#### [Stored records]

- - -

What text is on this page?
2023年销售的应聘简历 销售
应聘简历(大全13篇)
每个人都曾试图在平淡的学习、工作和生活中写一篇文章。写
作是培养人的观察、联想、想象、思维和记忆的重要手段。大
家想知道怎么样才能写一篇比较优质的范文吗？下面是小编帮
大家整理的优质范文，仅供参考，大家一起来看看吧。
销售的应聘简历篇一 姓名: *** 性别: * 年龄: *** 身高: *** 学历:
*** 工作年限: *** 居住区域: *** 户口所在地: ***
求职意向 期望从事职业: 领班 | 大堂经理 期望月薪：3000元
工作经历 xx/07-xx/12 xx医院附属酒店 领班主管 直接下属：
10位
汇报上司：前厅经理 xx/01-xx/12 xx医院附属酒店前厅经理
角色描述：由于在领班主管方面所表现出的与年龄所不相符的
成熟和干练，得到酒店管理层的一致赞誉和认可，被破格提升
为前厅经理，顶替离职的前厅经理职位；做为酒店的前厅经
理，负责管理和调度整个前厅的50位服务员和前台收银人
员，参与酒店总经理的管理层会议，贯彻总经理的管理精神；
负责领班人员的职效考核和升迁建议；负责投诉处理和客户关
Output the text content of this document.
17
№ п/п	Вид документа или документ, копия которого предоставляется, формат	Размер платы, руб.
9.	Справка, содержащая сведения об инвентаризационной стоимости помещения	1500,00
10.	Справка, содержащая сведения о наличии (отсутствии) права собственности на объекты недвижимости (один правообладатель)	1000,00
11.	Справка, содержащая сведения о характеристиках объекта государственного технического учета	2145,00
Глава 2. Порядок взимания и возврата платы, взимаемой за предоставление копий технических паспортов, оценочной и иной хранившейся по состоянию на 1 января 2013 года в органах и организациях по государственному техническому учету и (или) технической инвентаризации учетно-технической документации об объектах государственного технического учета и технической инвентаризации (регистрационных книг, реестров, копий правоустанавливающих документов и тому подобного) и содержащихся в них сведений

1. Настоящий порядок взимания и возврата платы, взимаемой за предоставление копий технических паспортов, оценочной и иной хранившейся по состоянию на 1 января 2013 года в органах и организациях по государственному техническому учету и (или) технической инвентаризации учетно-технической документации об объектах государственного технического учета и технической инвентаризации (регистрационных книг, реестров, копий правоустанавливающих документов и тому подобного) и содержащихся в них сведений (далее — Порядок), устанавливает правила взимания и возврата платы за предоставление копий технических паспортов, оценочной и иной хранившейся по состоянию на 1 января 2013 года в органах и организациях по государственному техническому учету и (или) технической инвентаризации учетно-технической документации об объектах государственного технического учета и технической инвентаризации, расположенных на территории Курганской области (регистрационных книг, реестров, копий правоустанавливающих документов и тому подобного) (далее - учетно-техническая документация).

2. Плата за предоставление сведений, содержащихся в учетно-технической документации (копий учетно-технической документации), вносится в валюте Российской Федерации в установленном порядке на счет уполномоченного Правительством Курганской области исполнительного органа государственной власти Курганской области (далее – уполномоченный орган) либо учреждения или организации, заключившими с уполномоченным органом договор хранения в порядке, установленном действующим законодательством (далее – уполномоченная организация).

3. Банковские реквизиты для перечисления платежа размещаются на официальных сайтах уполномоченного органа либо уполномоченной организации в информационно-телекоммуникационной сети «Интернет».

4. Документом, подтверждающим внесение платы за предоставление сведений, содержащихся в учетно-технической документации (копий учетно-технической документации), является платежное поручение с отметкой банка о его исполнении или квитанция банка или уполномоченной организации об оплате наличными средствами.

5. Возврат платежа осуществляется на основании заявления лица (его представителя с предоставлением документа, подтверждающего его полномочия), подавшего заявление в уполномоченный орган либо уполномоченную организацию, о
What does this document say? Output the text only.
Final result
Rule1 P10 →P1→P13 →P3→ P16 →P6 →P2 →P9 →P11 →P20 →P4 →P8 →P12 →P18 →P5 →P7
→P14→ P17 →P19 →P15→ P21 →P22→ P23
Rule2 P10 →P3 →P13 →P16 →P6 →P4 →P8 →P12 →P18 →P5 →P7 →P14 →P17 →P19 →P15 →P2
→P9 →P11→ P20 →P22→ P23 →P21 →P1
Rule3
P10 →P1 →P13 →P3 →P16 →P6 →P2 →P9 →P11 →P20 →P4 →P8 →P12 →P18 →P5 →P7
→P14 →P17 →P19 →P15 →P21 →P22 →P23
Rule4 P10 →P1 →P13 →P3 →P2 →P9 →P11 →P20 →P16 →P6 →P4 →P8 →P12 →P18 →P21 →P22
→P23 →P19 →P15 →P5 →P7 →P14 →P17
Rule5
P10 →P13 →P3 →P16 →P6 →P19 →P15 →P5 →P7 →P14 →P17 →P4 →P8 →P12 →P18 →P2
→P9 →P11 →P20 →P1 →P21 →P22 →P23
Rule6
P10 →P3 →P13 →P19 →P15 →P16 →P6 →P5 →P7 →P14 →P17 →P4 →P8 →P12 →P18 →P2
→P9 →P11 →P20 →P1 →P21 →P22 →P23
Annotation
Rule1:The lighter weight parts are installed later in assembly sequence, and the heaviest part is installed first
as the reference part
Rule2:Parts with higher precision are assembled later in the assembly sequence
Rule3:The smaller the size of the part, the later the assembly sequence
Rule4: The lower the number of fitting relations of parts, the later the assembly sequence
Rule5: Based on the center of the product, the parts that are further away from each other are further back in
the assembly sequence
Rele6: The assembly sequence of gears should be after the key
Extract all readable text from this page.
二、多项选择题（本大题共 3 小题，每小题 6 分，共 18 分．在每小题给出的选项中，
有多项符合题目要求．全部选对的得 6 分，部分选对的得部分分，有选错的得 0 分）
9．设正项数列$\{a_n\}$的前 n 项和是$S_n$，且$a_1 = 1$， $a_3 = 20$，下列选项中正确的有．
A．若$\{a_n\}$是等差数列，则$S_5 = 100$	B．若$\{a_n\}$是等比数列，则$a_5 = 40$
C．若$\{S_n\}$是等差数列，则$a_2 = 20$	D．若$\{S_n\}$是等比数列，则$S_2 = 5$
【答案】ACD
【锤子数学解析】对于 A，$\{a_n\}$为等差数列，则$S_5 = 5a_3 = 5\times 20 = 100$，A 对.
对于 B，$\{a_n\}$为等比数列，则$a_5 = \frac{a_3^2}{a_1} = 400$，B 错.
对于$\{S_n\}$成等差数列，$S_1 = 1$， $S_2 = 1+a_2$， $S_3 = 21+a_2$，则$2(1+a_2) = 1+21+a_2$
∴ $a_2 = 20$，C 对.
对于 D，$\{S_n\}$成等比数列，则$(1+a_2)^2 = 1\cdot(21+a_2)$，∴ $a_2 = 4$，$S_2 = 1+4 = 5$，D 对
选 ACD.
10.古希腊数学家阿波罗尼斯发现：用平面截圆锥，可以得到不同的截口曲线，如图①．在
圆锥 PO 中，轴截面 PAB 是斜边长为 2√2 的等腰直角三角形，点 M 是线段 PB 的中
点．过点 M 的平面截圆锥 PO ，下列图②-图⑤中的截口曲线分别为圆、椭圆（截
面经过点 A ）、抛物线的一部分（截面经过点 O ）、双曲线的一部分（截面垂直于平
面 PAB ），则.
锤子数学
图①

- - -

#### [Required task]
Copy out the whole listing exactly; please set it all down.

#### [Expected output]
What text is on this page?
2023年销售的应聘简历 销售
应聘简历(大全13篇)
每个人都曾试图在平淡的学习、工作和生活中写一篇文章。写
作是培养人的观察、联想、想象、思维和记忆的重要手段。大
家想知道怎么样才能写一篇比较优质的范文吗？下面是小编帮
大家整理的优质范文，仅供参考，大家一起来看看吧。
销售的应聘简历篇一 姓名: *** 性别: * 年龄: *** 身高: *** 学历:
*** 工作年限: *** 居住区域: *** 户口所在地: ***
求职意向 期望从事职业: 领班 | 大堂经理 期望月薪：3000元
工作经历 xx/07-xx/12 xx医院附属酒店 领班主管 直接下属：
10位
汇报上司：前厅经理 xx/01-xx/12 xx医院附属酒店前厅经理
角色描述：由于在领班主管方面所表现出的与年龄所不相符的
成熟和干练，得到酒店管理层的一致赞誉和认可，被破格提升
为前厅经理，顶替离职的前厅经理职位；做为酒店的前厅经
理，负责管理和调度整个前厅的50位服务员和前台收银人
员，参与酒店总经理的管理层会议，贯彻总经理的管理精神；
负责领班人员的职效考核和升迁建议；负责投诉处理和客户关
Output the text content of this document.
17
№ п/п	Вид документа или документ, копия которого предоставляется, формат	Размер платы, руб.
9.	Справка, содержащая сведения об инвентаризационной стоимости помещения	1500,00
10.	Справка, содержащая сведения о наличии (отсутствии) права собственности на объекты недвижимости (один правообладатель)	1000,00
11.	Справка, содержащая сведения о характеристиках объекта государственного технического учета	2145,00
Глава 2. Порядок взимания и возврата платы, взимаемой за предоставление копий технических паспортов, оценочной и иной хранившейся по состоянию на 1 января 2013 года в органах и организациях по государственному техническому учету и (или) технической инвентаризации учетно-технической документации об объектах государственного технического учета и технической инвентаризации (регистрационных книг, реестров, копий правоустанавливающих документов и тому подобного) и содержащихся в них сведений

1. Настоящий порядок взимания и возврата платы, взимаемой за предоставление копий технических паспортов, оценочной и иной хранившейся по состоянию на 1 января 2013 года в органах и организациях по государственному техническому учету и (или) технической инвентаризации учетно-технической документации об объектах государственного технического учета и технической инвентаризации (регистрационных книг, реестров, копий правоустанавливающих документов и тому подобного) и содержащихся в них сведений (далее — Порядок), устанавливает правила взимания и возврата платы за предоставление копий технических паспортов, оценочной и иной хранившейся по состоянию на 1 января 2013 года в органах и организациях по государственному техническому учету и (или) технической инвентаризации учетно-технической документации об объектах государственного технического учета и технической инвентаризации, расположенных на территории Курганской области (регистрационных книг, реестров, копий правоустанавливающих документов и тому подобного) (далее - учетно-техническая документация).

2. Плата за предоставление сведений, содержащихся в учетно-технической документации (копий учетно-технической документации), вносится в валюте Российской Федерации в установленном порядке на счет уполномоченного Правительством Курганской области исполнительного органа государственной власти Курганской области (далее – уполномоченный орган) либо учреждения или организации, заключившими с уполномоченным органом договор хранения в порядке, установленном действующим законодательством (далее – уполномоченная организация).

3. Банковские реквизиты для перечисления платежа размещаются на официальных сайтах уполномоченного органа либо уполномоченной организации в информационно-телекоммуникационной сети «Интернет».

4. Документом, подтверждающим внесение платы за предоставление сведений, содержащихся в учетно-технической документации (копий учетно-технической документации), является платежное поручение с отметкой банка о его исполнении или квитанция банка или уполномоченной организации об оплате наличными средствами.

5. Возврат платежа осуществляется на основании заявления лица (его представителя с предоставлением документа, подтверждающего его полномочия), подавшего заявление в уполномоченный орган либо уполномоченную организацию, о
What does this document say? Output the text only.
Final result
Rule1 P10 →P1→P13 →P3→ P16 →P6 →P2 →P9 →P11 →P20 →P4 →P8 →P12 →P18 →P5 →P7
→P14→ P17 →P19 →P15→ P21 →P22→ P23
Rule2 P10 →P3 →P13 →P16 →P6 →P4 →P8 →P12 →P18 →P5 →P7 →P14 →P17 →P19 →P15 →P2
→P9 →P11→ P20 →P22→ P23 →P21 →P1
Rule3
P10 →P1 →P13 →P3 →P16 →P6 →P2 →P9 →P11 →P20 →P4 →P8 →P12 →P18 →P5 →P7
→P14 →P17 →P19 →P15 →P21 →P22 →P23
Rule4 P10 →P1 →P13 →P3 →P2 →P9 →P11 →P20 →P16 →P6 →P4 →P8 →P12 →P18 →P21 →P22
→P23 →P19 →P15 →P5 →P7 →P14 →P17
Rule5
P10 →P13 →P3 →P16 →P6 →P19 →P15 →P5 →P7 →P14 →P17 →P4 →P8 →P12 →P18 →P2
→P9 →P11 →P20 →P1 →P21 →P22 →P23
Rule6
P10 →P3 →P13 →P19 →P15 →P16 →P6 →P5 →P7 →P14 →P17 →P4 →P8 →P12 →P18 →P2
→P9 →P11 →P20 →P1 →P21 →P22 →P23
Annotation
Rule1:The lighter weight parts are installed later in assembly sequence, and the heaviest part is installed first
as the reference part
Rule2:Parts with higher precision are assembled later in the assembly sequence
Rule3:The smaller the size of the part, the later the assembly sequence
Rule4: The lower the number of fitting relations of parts, the later the assembly sequence
Rule5: Based on the center of the product, the parts that are further away from each other are further back in
the assembly sequence
Rele6: The assembly sequence of gears should be after the key
Extract all readable text from this page.
二、多项选择题（本大题共 3 小题，每小题 6 分，共 18 分．在每小题给出的选项中，
有多项符合题目要求．全部选对的得 6 分，部分选对的得部分分，有选错的得 0 分）
9．设正项数列$\{a_n\}$的前 n 项和是$S_n$，且$a_1 = 1$， $a_3 = 20$，下列选项中正确的有．
A．若$\{a_n\}$是等差数列，则$S_5 = 100$	B．若$\{a_n\}$是等比数列，则$a_5 = 40$
C．若$\{S_n\}$是等差数列，则$a_2 = 20$	D．若$\{S_n\}$是等比数列，则$S_2 = 5$
【答案】ACD
【锤子数学解析】对于 A，$\{a_n\}$为等差数列，则$S_5 = 5a_3 = 5\times 20 = 100$，A 对.
对于 B，$\{a_n\}$为等比数列，则$a_5 = \frac{a_3^2}{a_1} = 400$，B 错.
对于$\{S_n\}$成等差数列，$S_1 = 1$， $S_2 = 1+a_2$， $S_3 = 21+a_2$，则$2(1+a_2) = 1+21+a_2$
∴ $a_2 = 20$，C 对.
对于 D，$\{S_n\}$成等比数列，则$(1+a_2)^2 = 1\cdot(21+a_2)$，∴ $a_2 = 4$，$S_2 = 1+4 = 5$，D 对
选 ACD.
10.古希腊数学家阿波罗尼斯发现：用平面截圆锥，可以得到不同的截口曲线，如图①．在
圆锥 PO 中，轴截面 PAB 是斜边长为 2√2 的等腰直角三角形，点 M 是线段 PB 的中
点．过点 M 的平面截圆锥 PO ，下列图②-图⑤中的截口曲线分别为圆、椭圆（截
面经过点 A ）、抛物线的一部分（截面经过点 O ）、双曲线的一部分（截面垂直于平
面 PAB ），则.
锤子数学
图①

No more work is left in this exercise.